# Task description
Return each line of the listing that contains the string "ΑΝΑΘΕΩΡΗΣΗ".

# Entries provided
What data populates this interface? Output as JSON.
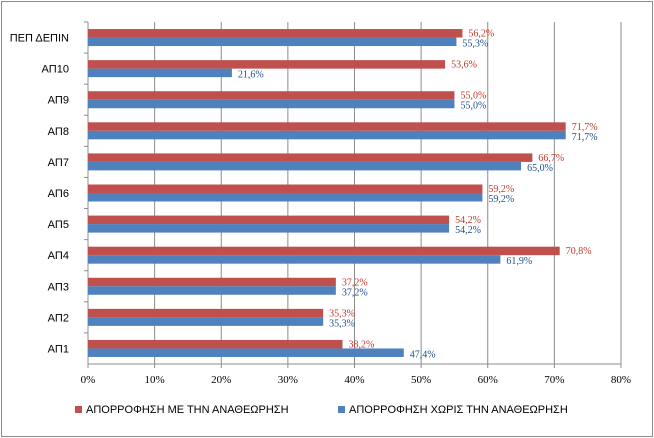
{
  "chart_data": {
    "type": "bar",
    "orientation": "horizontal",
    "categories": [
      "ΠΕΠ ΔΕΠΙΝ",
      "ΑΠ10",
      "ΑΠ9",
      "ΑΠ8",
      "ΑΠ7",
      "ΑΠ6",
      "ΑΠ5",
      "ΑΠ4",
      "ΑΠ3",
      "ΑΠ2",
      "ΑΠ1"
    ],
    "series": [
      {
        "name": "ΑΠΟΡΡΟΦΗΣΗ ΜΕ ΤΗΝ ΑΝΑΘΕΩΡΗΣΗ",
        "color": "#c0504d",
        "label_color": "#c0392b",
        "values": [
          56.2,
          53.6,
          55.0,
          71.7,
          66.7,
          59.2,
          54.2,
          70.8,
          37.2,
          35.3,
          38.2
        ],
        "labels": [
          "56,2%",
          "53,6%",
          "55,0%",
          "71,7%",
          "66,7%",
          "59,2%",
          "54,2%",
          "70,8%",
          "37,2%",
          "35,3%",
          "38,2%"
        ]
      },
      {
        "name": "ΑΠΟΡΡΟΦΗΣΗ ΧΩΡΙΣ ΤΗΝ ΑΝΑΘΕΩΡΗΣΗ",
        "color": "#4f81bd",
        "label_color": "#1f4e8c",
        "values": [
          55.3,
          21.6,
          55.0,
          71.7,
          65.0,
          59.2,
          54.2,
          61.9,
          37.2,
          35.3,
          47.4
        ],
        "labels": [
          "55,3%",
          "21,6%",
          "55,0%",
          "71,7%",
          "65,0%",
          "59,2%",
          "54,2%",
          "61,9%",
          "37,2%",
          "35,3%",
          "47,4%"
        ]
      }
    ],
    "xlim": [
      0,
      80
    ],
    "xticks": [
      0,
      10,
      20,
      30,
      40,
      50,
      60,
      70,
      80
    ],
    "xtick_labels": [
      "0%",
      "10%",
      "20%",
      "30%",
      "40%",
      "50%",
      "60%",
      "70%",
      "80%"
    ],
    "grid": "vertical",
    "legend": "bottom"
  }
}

# Written answer
        "name": "ΑΠΟΡΡΟΦΗΣΗ ΜΕ ΤΗΝ ΑΝΑΘΕΩΡΗΣΗ",
        "name": "ΑΠΟΡΡΟΦΗΣΗ ΧΩΡΙΣ ΤΗΝ ΑΝΑΘΕΩΡΗΣΗ",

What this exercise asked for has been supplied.